— Start Task input —

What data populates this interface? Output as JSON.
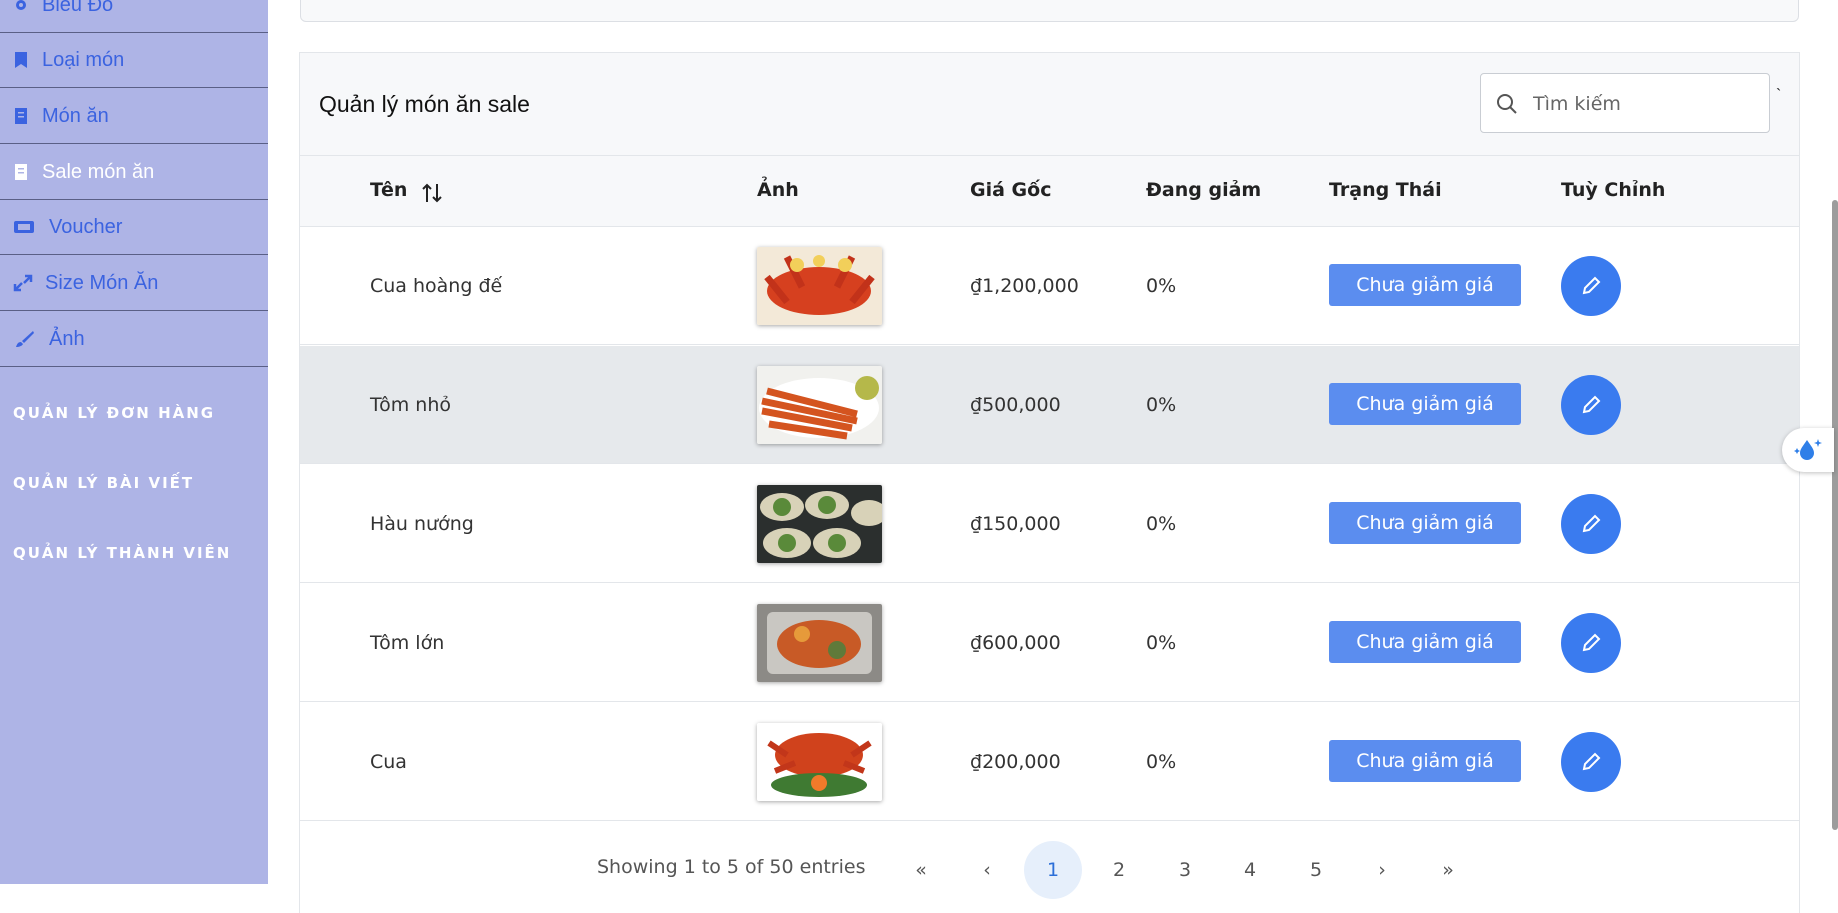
{
  "sidebar": {
    "items": [
      {
        "label": "Biểu Đồ",
        "icon": "gear-icon"
      },
      {
        "label": "Loại món",
        "icon": "bookmark-icon"
      },
      {
        "label": "Món ăn",
        "icon": "receipt-icon"
      },
      {
        "label": "Sale món ăn",
        "icon": "receipt-icon"
      },
      {
        "label": "Voucher",
        "icon": "ticket-icon"
      },
      {
        "label": "Size Món Ăn",
        "icon": "expand-icon"
      },
      {
        "label": "Ảnh",
        "icon": "brush-icon"
      }
    ],
    "active_item": "Sale món ăn",
    "sections": [
      "QUẢN LÝ ĐƠN HÀNG",
      "QUẢN LÝ BÀI VIẾT",
      "QUẢN LÝ THÀNH VIÊN"
    ]
  },
  "panel": {
    "title": "Quản lý món ăn sale",
    "search_placeholder": "Tìm kiếm",
    "tick": "`"
  },
  "table": {
    "headers": {
      "name": "Tên",
      "image": "Ảnh",
      "price": "Giá Gốc",
      "discount": "Đang giảm",
      "status": "Trạng Thái",
      "action": "Tuỳ Chỉnh"
    },
    "rows": [
      {
        "name": "Cua hoàng đế",
        "price": "₫1,200,000",
        "discount": "0%",
        "status": "Chưa giảm giá"
      },
      {
        "name": "Tôm nhỏ",
        "price": "₫500,000",
        "discount": "0%",
        "status": "Chưa giảm giá"
      },
      {
        "name": "Hàu nướng",
        "price": "₫150,000",
        "discount": "0%",
        "status": "Chưa giảm giá"
      },
      {
        "name": "Tôm lớn",
        "price": "₫600,000",
        "discount": "0%",
        "status": "Chưa giảm giá"
      },
      {
        "name": "Cua",
        "price": "₫200,000",
        "discount": "0%",
        "status": "Chưa giảm giá"
      }
    ],
    "highlighted_row": 1
  },
  "pagination": {
    "info": "Showing 1 to 5 of 50 entries",
    "first": "«",
    "prev": "‹",
    "pages": [
      "1",
      "2",
      "3",
      "4",
      "5"
    ],
    "current": "1",
    "next": "›",
    "last": "»"
  },
  "colors": {
    "sidebar_bg": "#aeb4e6",
    "accent": "#3a7bef",
    "status_button": "#5b8def"
  }
}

— End Task input —

What is asked. The lines to collect are those holding the string "name"; copy them all.

Solution for this task.
      "name": "Tên",
        "name": "Cua hoàng đế",
        "name": "Tôm nhỏ",
        "name": "Hàu nướng",
        "name": "Tôm lớn",
        "name": "Cua",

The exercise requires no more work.